BEGIN INFORMATION PROVIDED

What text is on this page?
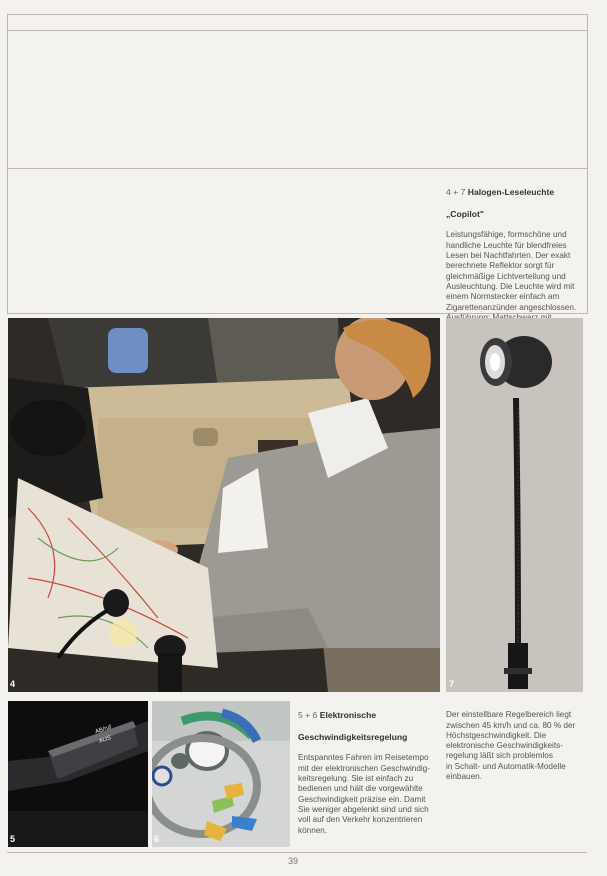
4 + 7 Halogen-Leseleuchte

„Copilot"

Leistungsfähige, formschöne und
handliche Leuchte für blendfreies
Lesen bei Nachtfahrten. Der exakt
berechnete Reflektor sorgt für
gleichmäßige Lichtverteilung und
Ausleuchtung. Die Leuchte wird mit
einem Normstecker einfach am
Zigarettenanzünder angeschlossen.

4	7
AB/ruf
AUS
5	6

5 + 6 Elektronische

Geschwindigkeitsregelung

Entspanntes Fahren im Reisetempo
mit der elektronischen Geschwindig-
keitsregelung. Sie ist einfach zu
bedienen und hält die vorgewählte
Geschwindigkeit präzise ein. Damit
Sie weniger abgelenkt sind und sich
voll auf den Verkehr konzentrieren
können.

Der einstellbare Regelbereich liegt
zwischen 45 km/h und ca. 80 % der
Höchstgeschwindigkeit. Die
elektronische Geschwindigkeits-
regelung läßt sich problemlos
in Schalt- und Automatik-Modelle
einbauen.

39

END INFORMATION PROVIDED

▶ _DIRECTIVE_
Gather and copy every line of the data in which the string "sich" is found.

▶ _COMPLETE ANSWER_
Sie weniger abgelenkt sind und sich
regelung läßt sich problemlos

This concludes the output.